Response of Inflammatory Mediators, Extracellular Matrix Proteins and Stem and Progenitor Cells to Emphysema

• Published in: Bulletin of experimental biology and medicine Vol. 161; no. 4; pp. 566 - 570
• Main Authors: Skurikhin, E. G., Pakhomova, A. V., Krupin, V. A., Pershina, O. V., Pan, E. S., Ermolaeva, L. A., Vaizova, O. E., Rybalkina, O. Yu, Dygai, A. M.
• Format: Journal Article
• Language: English
• Published: New York Springer US 01.08.2016; Springer; Springer Nature B.V
• Subjects: Animals; B cells; Biomedical and Life Sciences; Biomedicine; Bone morphogenetic proteins; Cell Biology; Collagen; Emphysema; Epithelial Cells - metabolism; Extracellular Matrix Proteins - metabolism; Female; Fibronectins; Goblet Cells - metabolism; Immunohistochemistry; Inflammation; Inflammation - metabolism; Interleukin-10 - metabolism; Interleukin-13 - metabolism; Interleukin-17 - metabolism; Interleukin-2 - metabolism; Interleukin-5 - metabolism; Internal Medicine; Laboratory Medicine; Macrophages; Mice; Mice, Inbred C57BL; Pathology; Pulmonary Emphysema - metabolism; Pulmonary Emphysema - pathology; Stem cells; Stem Cells - metabolism; Stem Cells - pathology; Transforming Growth Factor beta - metabolism; Translated from Kletochnye Tekhnologii v Biologii i Meditsine (Cell Technologies in Biology and Medicine); Clara cells; inflammation; hemangiogenesis precursors; multipotent mesenchymal stromal cells; emphysema
• ISSN: 0007-4888; 1573-8221
• DOI: 10.1007/s10517-016-3462-7

Inflammation, extracellular matrix proteins (hydroxyproline, connective tissue growth factor, collagen, and fibronectin), stem and progenitor cells (multipotent mesenchymal stromal cells, Clara cells, angiogenesis, precursors, endothelial and epithelial cells) were studied in female C57Bl/6 mice with experimental elastase-induced emphysema. Diffuse emphysema reduced the number of endothelial (CD45 – CD31 + CD34 + ) and epithelial (CD45 – CD117 + CD49f + ) cells, induced microcirculation disturbances, and decreased the area occupied by the connective tissue. Emphysematous changes in the lungs were accompanied by infiltration of the alveolar septa with macrophages and lymphocytes, increase in the serum and lung concentrations of transforming growth factor-β, IL-1β, IL-2, IL-5, IL-10, and IL-13, and lung concentration of IL-17. In the lungs, inflammation was associated with marked increase in the number of multipotent mesenchymal stromal cells CD90 + CD73 + CD106 + CD44 + ) and Clara cells (CD45 – CD34 – CD31 – Sca1 + ) and overexpression of extracellular matrix proteins (hydroxyproline, connective tissue growth factor, collagen, fibronectin) and Clara cells protein. On the other hand, elastase reduced the number of angiogenic precursor cells (CD45 – CD117 + Flk1 + ).

_SUPPLIED MATERIAL:_
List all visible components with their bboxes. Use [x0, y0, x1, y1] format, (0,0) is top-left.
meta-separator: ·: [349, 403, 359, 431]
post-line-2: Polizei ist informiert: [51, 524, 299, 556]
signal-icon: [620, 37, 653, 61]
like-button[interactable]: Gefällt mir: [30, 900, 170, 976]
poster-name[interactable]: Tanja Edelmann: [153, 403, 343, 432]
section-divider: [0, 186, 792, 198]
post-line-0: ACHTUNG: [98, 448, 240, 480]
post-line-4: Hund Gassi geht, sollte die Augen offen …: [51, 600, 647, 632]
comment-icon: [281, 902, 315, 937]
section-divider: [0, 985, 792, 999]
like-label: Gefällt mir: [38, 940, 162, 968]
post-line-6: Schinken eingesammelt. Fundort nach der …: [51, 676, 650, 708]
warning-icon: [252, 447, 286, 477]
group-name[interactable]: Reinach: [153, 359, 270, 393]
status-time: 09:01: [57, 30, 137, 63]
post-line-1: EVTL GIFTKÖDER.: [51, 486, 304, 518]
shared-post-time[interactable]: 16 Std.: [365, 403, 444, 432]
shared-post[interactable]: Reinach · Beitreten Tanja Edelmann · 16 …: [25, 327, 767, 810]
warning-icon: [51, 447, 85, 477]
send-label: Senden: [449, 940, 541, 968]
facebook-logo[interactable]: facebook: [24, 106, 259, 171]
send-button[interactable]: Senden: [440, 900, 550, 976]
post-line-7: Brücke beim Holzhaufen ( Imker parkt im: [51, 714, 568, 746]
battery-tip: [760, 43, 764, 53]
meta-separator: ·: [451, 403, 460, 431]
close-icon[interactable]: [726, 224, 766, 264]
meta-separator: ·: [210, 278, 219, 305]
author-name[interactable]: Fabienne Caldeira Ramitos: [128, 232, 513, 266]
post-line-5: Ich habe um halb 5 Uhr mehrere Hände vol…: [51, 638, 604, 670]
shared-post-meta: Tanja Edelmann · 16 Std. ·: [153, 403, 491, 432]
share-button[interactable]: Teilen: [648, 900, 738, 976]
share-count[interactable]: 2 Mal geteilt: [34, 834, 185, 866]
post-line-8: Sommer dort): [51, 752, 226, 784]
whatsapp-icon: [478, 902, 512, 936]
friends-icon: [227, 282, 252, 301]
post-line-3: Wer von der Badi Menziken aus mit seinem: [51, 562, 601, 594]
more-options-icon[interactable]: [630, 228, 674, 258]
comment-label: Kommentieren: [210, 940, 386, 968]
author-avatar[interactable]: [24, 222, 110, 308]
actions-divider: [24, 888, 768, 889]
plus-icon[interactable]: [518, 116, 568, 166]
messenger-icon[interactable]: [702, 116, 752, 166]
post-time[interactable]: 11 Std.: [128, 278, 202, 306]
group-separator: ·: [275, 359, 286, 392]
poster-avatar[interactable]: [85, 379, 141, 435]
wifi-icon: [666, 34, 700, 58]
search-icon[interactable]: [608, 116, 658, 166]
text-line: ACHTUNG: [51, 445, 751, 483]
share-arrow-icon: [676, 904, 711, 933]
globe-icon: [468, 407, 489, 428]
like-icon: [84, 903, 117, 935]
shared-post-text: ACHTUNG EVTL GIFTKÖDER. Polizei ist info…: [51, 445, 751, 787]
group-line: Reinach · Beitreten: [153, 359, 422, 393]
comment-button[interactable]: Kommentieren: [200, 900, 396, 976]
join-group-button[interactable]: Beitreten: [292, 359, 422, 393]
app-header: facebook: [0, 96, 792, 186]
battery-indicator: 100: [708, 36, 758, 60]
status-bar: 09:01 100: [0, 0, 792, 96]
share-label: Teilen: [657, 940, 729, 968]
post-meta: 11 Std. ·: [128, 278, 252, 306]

_EXERCISE DETAILS:_
Please copy the emphysema study word for word, starting with "Response of Inflammatory" and going on through "Dygai, A. M.".

_EXERCISE ANSWER:_
Response of Inflammatory Mediators, Extracellular Matrix Proteins and Stem and Progenitor Cells to Emphysema

• Published in: Bulletin of experimental biology and medicine Vol. 161; no. 4; pp. 566 - 570
• Main Authors: Skurikhin, E. G., Pakhomova, A. V., Krupin, V. A., Pershina, O. V., Pan, E. S., Ermolaeva, L. A., Vaizova, O. E., Rybalkina, O. Yu, Dygai, A. M.